*GIVEN ENTRIES*.

▼

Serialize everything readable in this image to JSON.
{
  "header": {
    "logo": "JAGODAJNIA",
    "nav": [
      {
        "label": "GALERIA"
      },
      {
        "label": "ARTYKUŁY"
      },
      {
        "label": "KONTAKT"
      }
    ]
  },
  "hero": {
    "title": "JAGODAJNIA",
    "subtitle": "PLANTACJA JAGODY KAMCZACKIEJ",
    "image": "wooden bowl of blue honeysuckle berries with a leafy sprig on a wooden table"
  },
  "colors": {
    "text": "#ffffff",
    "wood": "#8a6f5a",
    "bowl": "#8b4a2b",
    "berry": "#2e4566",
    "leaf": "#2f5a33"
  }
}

▲
▼

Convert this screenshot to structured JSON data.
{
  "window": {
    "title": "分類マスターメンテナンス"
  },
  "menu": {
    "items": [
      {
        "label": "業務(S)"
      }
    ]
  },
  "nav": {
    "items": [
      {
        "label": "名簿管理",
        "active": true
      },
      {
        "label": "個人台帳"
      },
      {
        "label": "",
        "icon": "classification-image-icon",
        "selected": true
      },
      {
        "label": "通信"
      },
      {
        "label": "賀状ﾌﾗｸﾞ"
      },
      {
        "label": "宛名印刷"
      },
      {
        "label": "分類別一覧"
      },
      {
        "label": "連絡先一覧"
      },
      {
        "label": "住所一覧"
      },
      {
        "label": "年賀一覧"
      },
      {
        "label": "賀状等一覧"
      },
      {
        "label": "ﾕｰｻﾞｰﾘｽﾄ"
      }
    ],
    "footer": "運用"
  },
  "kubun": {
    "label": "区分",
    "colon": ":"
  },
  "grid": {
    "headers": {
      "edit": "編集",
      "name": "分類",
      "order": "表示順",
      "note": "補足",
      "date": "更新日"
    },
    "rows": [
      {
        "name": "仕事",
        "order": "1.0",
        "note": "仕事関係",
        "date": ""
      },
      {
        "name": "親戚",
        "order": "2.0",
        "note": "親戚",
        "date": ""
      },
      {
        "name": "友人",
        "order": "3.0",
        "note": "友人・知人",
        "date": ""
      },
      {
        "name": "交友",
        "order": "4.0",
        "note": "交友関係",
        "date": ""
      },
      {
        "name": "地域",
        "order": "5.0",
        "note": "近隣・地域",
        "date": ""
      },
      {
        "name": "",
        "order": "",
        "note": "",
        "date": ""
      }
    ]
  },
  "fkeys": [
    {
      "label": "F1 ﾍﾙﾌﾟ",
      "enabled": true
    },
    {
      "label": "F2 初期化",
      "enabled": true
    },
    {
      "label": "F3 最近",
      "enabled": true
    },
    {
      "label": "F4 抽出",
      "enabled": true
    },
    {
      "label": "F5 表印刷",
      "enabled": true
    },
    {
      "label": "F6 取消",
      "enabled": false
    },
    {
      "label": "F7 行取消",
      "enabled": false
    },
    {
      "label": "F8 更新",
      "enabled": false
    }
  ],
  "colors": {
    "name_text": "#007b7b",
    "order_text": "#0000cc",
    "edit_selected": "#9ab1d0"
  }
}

▲

*EXERCISE DESCRIPTION*. Scan the lines for the string "note". Copy out each line that matches.

*WRITTEN RESPONSE*.
      "note": "補足",
        "note": "仕事関係",
        "note": "親戚",
        "note": "友人・知人",
        "note": "交友関係",
        "note": "近隣・地域",
        "note": "",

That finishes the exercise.